Problem: Copy the material starting with the line containing "lock-cell[interactable]: 🔒 [414,160,449,182]" and going on through the line containing "nav-item[interactable]: ▦ 集水坑(K)", changing "nav-item" to "nav-entry" and leaving everything else unchanged.

Entries from a dataset:
========================================

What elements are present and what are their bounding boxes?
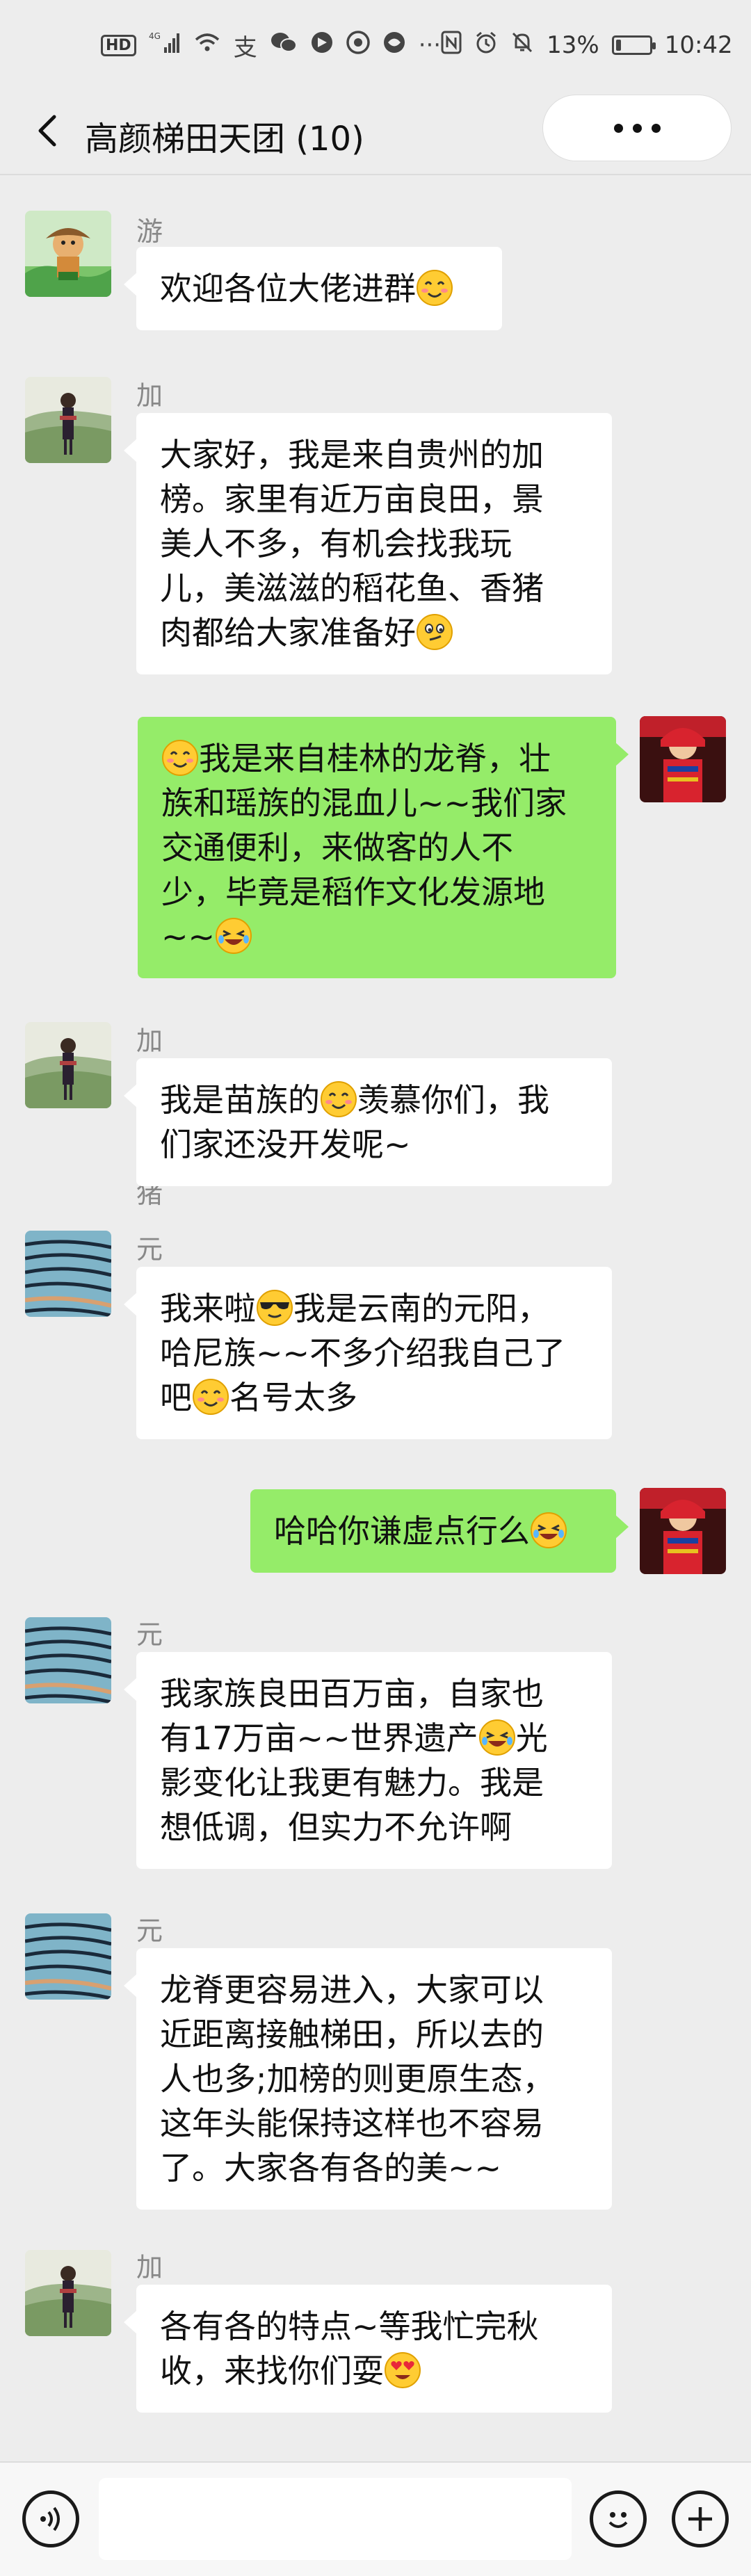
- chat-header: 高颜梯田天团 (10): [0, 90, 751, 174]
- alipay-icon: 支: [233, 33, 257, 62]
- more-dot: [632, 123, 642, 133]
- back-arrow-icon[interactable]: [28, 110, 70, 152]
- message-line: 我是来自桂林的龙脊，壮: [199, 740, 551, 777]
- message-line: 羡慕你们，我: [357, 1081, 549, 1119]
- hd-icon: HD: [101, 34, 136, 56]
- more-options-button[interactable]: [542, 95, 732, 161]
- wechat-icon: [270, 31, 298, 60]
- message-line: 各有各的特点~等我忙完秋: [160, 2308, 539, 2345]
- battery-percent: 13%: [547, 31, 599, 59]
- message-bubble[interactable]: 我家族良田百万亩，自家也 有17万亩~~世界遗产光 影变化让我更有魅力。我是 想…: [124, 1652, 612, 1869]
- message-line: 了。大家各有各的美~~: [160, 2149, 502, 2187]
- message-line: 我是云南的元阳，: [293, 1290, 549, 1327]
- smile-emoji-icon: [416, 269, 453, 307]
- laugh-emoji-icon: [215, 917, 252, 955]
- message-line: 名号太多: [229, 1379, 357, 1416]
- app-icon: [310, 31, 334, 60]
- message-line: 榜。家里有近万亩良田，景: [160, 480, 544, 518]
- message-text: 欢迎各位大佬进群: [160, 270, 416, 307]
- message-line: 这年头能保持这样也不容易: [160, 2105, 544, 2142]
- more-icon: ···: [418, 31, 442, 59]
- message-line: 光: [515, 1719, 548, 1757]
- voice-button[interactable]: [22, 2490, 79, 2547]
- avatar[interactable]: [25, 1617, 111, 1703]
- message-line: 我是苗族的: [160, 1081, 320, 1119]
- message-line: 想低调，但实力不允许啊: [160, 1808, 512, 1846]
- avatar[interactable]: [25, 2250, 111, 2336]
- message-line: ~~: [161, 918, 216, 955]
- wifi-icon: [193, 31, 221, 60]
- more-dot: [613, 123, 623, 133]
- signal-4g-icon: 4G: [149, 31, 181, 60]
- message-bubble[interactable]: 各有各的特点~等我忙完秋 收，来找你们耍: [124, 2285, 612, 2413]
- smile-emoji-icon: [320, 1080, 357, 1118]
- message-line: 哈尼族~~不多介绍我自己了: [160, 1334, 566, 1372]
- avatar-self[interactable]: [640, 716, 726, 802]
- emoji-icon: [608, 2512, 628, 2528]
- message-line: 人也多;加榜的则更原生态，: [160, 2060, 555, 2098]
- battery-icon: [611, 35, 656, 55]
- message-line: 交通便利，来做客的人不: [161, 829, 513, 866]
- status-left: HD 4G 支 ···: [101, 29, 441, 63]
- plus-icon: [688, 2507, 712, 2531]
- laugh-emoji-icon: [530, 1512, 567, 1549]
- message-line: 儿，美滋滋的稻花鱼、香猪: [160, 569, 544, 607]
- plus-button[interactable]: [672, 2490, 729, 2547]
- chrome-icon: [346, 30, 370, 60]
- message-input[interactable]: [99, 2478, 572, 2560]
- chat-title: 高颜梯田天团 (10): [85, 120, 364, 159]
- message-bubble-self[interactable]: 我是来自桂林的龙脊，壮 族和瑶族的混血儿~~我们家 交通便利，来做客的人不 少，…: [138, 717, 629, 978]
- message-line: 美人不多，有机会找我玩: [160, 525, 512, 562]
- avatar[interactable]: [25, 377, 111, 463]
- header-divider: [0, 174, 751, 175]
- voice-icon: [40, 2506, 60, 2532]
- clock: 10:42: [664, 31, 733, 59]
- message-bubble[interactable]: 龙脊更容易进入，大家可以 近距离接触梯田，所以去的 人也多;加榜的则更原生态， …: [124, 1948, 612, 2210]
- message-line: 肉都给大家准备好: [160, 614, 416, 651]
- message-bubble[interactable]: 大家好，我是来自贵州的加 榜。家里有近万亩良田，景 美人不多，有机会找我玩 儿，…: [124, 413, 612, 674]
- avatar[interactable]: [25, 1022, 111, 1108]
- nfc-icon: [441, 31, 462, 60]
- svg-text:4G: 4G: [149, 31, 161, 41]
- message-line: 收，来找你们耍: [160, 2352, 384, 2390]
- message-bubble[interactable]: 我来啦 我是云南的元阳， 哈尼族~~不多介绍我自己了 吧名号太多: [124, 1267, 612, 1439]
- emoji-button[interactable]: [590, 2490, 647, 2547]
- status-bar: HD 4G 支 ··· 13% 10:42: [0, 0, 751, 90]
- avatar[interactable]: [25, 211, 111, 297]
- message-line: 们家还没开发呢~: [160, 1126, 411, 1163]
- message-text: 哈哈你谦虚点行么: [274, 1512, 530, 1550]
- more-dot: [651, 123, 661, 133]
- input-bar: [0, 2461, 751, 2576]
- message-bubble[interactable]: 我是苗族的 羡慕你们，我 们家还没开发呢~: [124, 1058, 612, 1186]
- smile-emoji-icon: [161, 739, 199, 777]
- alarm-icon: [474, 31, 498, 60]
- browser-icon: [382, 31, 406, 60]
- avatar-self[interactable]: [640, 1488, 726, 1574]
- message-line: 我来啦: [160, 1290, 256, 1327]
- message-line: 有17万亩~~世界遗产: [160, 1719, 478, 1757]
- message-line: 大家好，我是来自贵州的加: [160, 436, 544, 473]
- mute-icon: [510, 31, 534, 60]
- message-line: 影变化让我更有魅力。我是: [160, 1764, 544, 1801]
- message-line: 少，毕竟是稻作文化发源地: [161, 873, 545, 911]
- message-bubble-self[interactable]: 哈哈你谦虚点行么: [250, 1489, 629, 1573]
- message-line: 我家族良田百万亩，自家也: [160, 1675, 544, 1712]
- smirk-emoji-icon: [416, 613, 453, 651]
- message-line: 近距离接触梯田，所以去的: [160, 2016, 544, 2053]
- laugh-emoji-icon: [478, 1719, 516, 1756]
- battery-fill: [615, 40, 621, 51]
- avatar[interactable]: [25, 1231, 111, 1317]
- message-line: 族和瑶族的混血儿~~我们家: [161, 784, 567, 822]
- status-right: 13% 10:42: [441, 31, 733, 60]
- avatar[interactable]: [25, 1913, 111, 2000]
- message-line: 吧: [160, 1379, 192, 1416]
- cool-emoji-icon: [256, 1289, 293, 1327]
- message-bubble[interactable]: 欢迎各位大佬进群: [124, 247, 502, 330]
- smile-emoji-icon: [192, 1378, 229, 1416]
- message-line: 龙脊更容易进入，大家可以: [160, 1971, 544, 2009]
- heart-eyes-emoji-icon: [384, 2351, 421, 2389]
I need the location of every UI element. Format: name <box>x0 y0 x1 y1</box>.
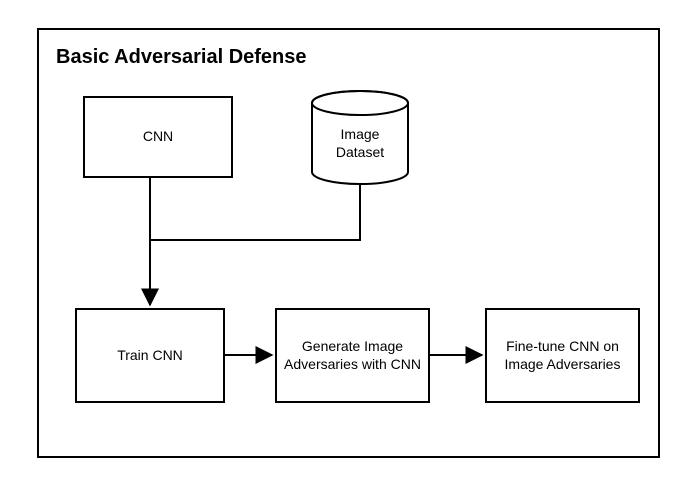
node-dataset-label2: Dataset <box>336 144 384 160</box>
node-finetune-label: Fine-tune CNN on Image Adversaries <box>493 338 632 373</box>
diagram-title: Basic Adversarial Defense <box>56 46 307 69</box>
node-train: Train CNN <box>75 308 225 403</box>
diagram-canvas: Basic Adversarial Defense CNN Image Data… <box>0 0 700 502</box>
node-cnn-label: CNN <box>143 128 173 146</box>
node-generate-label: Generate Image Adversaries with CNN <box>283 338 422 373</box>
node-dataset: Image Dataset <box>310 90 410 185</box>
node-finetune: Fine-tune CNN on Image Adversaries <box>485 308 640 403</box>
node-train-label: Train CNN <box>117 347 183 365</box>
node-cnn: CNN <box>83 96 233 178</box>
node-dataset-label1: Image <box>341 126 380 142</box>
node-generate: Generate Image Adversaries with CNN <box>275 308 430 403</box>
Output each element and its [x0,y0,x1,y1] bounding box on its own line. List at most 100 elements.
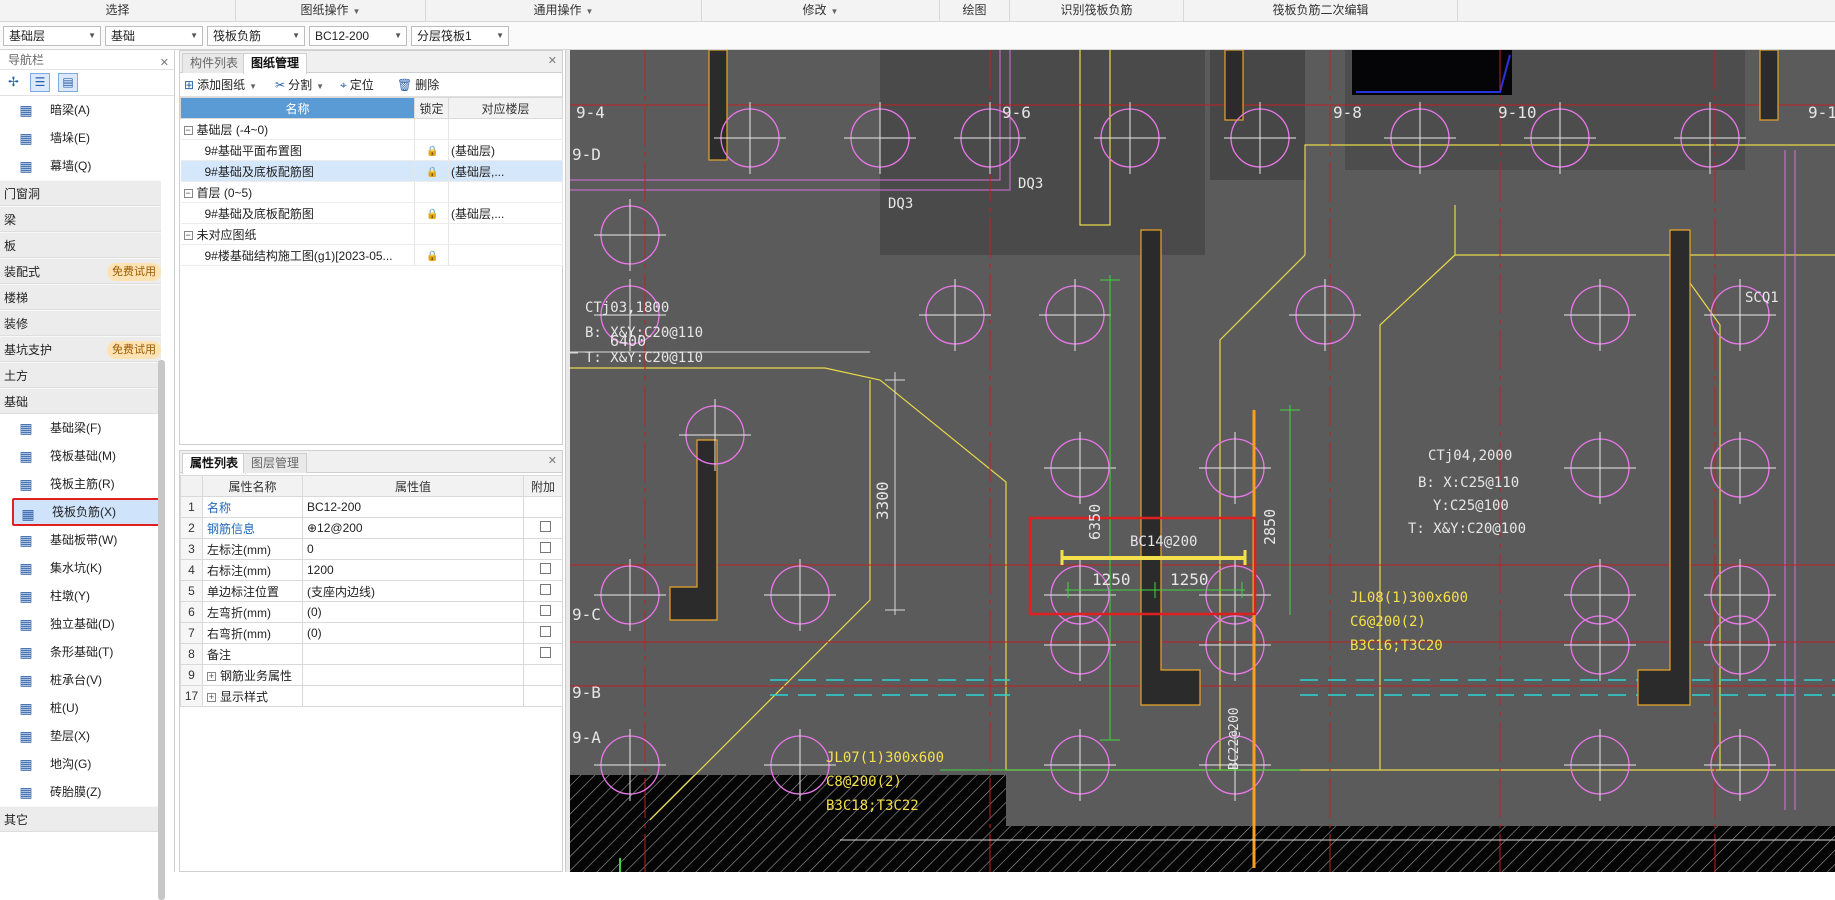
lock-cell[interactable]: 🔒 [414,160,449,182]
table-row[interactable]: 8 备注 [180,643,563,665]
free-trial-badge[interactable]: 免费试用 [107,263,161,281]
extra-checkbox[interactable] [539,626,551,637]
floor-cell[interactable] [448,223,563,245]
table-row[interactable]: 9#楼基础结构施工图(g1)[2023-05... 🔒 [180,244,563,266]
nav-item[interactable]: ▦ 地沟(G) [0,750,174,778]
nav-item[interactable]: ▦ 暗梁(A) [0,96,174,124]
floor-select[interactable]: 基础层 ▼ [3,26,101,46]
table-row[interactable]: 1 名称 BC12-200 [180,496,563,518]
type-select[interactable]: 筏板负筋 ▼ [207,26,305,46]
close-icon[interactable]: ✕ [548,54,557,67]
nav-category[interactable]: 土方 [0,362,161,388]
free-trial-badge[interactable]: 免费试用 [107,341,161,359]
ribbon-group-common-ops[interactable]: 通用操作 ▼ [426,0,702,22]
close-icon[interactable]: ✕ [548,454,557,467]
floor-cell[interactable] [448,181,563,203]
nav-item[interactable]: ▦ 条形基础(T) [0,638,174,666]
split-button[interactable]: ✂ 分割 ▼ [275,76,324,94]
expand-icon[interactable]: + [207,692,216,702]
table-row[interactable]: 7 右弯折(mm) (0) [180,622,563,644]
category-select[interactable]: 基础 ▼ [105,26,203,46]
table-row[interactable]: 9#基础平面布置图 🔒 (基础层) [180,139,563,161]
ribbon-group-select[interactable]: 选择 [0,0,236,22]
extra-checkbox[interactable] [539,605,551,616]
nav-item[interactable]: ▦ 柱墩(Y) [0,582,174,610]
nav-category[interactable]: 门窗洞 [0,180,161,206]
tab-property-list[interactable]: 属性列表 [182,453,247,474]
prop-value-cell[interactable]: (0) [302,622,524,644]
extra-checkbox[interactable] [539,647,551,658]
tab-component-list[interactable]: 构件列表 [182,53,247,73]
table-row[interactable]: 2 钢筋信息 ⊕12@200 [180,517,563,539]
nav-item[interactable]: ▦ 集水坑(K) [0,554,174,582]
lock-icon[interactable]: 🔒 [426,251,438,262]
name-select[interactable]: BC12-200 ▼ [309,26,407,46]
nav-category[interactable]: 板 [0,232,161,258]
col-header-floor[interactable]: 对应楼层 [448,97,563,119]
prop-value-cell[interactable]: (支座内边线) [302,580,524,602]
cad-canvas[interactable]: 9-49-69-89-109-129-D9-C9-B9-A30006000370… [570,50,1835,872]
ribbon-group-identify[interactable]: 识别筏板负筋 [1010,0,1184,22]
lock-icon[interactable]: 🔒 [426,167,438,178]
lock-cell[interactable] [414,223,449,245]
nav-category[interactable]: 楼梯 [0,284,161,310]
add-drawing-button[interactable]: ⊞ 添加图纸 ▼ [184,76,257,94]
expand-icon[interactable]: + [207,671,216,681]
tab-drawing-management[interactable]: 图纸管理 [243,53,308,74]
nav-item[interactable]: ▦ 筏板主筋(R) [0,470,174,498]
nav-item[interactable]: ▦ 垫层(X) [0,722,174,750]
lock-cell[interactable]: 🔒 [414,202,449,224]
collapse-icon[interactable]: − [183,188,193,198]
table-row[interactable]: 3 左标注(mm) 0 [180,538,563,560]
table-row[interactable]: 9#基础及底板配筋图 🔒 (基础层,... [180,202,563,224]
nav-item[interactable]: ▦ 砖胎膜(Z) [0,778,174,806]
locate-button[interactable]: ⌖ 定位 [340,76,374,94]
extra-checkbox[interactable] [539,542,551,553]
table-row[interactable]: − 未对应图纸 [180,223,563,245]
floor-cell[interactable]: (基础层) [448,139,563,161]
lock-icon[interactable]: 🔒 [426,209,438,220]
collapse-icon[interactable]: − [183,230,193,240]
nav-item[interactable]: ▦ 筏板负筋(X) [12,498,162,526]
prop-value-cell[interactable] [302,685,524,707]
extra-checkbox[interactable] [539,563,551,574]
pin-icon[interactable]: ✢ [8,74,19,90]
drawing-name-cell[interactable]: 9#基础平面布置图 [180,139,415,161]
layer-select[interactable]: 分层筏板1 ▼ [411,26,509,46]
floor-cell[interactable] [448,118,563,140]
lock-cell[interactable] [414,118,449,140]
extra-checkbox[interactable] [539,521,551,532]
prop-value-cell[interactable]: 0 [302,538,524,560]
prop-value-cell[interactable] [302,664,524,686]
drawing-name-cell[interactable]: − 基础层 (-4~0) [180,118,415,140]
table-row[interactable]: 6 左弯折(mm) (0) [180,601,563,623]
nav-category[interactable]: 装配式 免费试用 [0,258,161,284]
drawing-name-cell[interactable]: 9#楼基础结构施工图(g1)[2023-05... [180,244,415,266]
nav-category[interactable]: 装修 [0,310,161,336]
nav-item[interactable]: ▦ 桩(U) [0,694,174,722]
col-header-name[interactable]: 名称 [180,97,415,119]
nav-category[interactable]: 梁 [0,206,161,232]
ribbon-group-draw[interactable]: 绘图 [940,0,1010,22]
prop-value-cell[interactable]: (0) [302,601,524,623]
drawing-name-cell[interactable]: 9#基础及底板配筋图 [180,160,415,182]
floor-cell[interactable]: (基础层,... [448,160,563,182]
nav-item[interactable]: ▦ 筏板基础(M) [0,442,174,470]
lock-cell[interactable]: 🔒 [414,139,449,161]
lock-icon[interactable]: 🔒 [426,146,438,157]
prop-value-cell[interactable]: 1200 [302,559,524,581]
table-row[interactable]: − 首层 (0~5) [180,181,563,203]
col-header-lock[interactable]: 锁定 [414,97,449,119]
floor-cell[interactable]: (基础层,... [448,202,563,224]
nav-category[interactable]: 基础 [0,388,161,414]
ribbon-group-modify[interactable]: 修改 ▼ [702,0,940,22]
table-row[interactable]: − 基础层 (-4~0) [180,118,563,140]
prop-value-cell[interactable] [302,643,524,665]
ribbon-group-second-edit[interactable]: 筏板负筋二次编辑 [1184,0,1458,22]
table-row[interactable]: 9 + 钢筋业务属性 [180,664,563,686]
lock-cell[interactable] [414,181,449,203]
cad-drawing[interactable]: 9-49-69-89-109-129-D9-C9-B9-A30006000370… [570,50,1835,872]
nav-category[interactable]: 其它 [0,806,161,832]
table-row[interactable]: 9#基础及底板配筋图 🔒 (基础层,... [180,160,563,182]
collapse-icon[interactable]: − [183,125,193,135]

========================================

Task result:
lock-cell[interactable]: 🔒 [414,160,449,182]
table-row[interactable]: 8 备注 [180,643,563,665]
free-trial-badge[interactable]: 免费试用 [107,263,161,281]
extra-checkbox[interactable] [539,626,551,637]
floor-cell[interactable] [448,223,563,245]
table-row[interactable]: 9#楼基础结构施工图(g1)[2023-05... 🔒 [180,244,563,266]
nav-entry[interactable]: ▦ 地沟(G) [0,750,174,778]
nav-entry[interactable]: ▦ 暗梁(A) [0,96,174,124]
floor-select[interactable]: 基础层 ▼ [3,26,101,46]
table-row[interactable]: 1 名称 BC12-200 [180,496,563,518]
type-select[interactable]: 筏板负筋 ▼ [207,26,305,46]
close-icon[interactable]: ✕ [548,54,557,67]
nav-category[interactable]: 土方 [0,362,161,388]
free-trial-badge[interactable]: 免费试用 [107,341,161,359]
ribbon-group-common-ops[interactable]: 通用操作 ▼ [426,0,702,22]
close-icon[interactable]: ✕ [548,454,557,467]
floor-cell[interactable] [448,181,563,203]
nav-entry[interactable]: ▦ 条形基础(T) [0,638,174,666]
split-button[interactable]: ✂ 分割 ▼ [275,76,324,94]
expand-icon[interactable]: + [207,692,216,702]
table-row[interactable]: 7 右弯折(mm) (0) [180,622,563,644]
category-select[interactable]: 基础 ▼ [105,26,203,46]
table-row[interactable]: 9#基础平面布置图 🔒 (基础层) [180,139,563,161]
ribbon-group-select[interactable]: 选择 [0,0,236,22]
extra-checkbox[interactable] [539,605,551,616]
nav-entry[interactable]: ▦ 柱墩(Y) [0,582,174,610]
nav-category[interactable]: 门窗洞 [0,180,161,206]
tab-property-list[interactable]: 属性列表 [182,453,247,474]
prop-value-cell[interactable]: (0) [302,622,524,644]
extra-checkbox[interactable] [539,647,551,658]
tab-component-list[interactable]: 构件列表 [182,53,247,73]
table-row[interactable]: 2 钢筋信息 ⊕12@200 [180,517,563,539]
nav-entry[interactable]: ▦ 集水坑(K) [0,554,174,582]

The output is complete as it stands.